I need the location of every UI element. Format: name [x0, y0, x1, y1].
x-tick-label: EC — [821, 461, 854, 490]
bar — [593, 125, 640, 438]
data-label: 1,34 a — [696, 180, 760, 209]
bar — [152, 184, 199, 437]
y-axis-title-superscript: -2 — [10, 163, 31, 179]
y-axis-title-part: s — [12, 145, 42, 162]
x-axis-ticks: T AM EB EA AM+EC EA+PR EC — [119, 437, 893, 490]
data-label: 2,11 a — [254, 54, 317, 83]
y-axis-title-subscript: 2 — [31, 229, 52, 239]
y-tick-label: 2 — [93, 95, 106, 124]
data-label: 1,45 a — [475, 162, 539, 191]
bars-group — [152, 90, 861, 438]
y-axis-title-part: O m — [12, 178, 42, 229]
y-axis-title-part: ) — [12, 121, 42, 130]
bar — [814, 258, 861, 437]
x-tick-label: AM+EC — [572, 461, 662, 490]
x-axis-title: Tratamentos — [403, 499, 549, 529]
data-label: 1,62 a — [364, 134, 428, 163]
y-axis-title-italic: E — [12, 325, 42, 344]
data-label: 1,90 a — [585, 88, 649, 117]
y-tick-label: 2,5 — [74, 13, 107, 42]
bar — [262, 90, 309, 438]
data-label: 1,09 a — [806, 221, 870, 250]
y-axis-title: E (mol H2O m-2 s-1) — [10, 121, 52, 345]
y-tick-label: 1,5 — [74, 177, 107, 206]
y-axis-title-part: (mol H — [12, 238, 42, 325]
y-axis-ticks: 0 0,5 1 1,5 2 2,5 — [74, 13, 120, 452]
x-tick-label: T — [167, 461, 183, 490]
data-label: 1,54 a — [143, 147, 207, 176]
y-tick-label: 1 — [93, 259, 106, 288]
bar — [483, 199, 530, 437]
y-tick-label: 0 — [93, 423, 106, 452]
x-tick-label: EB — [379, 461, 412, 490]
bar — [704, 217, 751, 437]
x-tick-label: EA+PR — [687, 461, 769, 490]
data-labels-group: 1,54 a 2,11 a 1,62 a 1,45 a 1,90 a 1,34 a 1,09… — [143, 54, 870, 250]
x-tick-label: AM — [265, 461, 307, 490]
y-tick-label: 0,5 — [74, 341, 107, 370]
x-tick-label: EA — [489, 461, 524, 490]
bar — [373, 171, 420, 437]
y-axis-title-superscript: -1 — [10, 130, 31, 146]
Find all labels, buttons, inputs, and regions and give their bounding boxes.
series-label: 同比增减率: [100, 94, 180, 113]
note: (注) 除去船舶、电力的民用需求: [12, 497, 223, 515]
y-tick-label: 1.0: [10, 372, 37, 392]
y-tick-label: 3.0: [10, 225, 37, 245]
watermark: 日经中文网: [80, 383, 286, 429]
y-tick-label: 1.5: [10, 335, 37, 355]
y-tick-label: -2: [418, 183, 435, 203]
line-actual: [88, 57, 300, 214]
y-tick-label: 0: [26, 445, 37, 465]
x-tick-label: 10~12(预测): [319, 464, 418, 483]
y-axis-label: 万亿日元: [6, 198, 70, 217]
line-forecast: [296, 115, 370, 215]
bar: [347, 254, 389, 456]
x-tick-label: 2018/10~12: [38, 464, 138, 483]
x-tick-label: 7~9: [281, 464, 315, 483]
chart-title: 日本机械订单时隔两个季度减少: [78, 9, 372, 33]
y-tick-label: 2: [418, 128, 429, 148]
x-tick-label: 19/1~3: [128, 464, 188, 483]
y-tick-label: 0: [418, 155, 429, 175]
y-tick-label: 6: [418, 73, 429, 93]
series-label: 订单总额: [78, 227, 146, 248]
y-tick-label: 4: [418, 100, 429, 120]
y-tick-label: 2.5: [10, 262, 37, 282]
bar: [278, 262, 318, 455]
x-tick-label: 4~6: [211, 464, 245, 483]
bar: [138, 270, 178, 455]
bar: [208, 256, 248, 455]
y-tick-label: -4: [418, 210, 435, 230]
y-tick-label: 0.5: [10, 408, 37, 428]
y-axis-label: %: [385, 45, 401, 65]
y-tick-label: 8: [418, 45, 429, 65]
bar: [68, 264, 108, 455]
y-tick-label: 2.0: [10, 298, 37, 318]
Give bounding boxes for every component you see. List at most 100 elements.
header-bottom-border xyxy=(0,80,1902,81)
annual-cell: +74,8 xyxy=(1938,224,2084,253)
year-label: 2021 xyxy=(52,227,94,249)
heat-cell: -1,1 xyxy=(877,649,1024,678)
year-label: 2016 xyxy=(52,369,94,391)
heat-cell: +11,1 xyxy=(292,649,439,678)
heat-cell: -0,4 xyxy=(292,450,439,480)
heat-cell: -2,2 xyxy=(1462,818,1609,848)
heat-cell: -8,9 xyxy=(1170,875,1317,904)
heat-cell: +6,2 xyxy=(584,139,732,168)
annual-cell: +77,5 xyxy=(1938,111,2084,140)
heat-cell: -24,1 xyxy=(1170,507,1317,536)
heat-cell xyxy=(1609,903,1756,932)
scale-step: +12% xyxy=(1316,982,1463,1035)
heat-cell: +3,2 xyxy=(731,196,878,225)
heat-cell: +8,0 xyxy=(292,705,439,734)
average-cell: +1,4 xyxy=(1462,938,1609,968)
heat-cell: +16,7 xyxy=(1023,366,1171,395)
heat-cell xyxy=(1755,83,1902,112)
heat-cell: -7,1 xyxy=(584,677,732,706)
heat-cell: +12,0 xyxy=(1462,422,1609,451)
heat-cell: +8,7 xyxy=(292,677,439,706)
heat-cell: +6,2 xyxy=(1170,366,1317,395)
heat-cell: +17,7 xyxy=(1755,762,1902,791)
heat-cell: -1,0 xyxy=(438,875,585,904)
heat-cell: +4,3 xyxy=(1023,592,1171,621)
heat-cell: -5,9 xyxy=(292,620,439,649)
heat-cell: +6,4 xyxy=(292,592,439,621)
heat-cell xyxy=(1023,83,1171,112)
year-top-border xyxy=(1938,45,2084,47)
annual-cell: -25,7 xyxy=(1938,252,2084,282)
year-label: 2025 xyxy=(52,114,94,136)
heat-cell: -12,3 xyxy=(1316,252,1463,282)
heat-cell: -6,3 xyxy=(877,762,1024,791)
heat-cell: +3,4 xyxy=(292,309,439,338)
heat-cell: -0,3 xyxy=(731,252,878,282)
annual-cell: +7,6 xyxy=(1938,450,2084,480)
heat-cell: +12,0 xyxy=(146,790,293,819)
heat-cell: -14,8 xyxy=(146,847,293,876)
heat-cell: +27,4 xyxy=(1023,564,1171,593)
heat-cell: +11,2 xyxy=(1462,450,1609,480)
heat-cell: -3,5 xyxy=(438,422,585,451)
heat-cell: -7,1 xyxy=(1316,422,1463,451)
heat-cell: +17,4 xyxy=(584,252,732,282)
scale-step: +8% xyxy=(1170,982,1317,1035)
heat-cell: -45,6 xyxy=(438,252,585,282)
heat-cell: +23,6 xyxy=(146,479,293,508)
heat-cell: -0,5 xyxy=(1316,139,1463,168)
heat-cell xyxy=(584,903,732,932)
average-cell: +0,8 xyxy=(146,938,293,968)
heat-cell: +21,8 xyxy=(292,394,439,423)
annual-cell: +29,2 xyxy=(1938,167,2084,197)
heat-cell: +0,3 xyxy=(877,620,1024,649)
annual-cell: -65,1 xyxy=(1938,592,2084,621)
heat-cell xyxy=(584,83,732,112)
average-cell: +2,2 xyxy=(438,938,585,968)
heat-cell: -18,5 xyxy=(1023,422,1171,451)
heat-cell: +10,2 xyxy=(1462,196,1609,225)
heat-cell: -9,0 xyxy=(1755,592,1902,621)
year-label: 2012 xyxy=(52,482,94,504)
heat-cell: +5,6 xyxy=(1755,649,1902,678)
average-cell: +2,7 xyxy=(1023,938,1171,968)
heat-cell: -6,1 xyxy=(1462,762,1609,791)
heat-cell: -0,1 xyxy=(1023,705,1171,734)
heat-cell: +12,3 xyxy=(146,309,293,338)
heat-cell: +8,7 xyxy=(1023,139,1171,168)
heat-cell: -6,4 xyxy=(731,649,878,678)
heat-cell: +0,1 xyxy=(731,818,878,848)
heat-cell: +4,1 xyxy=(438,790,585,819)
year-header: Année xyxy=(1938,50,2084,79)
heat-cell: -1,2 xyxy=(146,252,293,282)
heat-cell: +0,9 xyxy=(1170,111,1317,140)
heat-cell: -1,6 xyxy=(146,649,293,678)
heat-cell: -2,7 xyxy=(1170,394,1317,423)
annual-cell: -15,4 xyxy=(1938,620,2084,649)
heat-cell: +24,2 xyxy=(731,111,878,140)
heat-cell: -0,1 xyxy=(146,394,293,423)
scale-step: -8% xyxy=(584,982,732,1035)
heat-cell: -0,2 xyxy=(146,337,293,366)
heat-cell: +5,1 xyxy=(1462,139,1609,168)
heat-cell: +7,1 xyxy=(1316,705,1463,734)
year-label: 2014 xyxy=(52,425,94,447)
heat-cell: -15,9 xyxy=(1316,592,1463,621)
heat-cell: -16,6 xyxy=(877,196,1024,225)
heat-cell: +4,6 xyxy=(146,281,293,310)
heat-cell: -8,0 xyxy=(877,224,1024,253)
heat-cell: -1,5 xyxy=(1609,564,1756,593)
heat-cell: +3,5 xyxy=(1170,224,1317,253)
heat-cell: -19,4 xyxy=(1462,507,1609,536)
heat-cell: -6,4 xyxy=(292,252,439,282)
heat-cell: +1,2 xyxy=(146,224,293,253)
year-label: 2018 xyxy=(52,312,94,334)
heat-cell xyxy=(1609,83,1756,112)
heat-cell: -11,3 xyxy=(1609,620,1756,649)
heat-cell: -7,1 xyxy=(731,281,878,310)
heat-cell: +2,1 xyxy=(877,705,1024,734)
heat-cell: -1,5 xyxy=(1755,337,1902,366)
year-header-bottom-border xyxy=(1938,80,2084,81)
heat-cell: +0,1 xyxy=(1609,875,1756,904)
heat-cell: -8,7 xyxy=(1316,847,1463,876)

Written request:
Find every line in the entries above that contains the string "bottom", and copy each one.

Correct output:
header-bottom-border xyxy=(0,80,1902,81)
year-header-bottom-border xyxy=(1938,80,2084,81)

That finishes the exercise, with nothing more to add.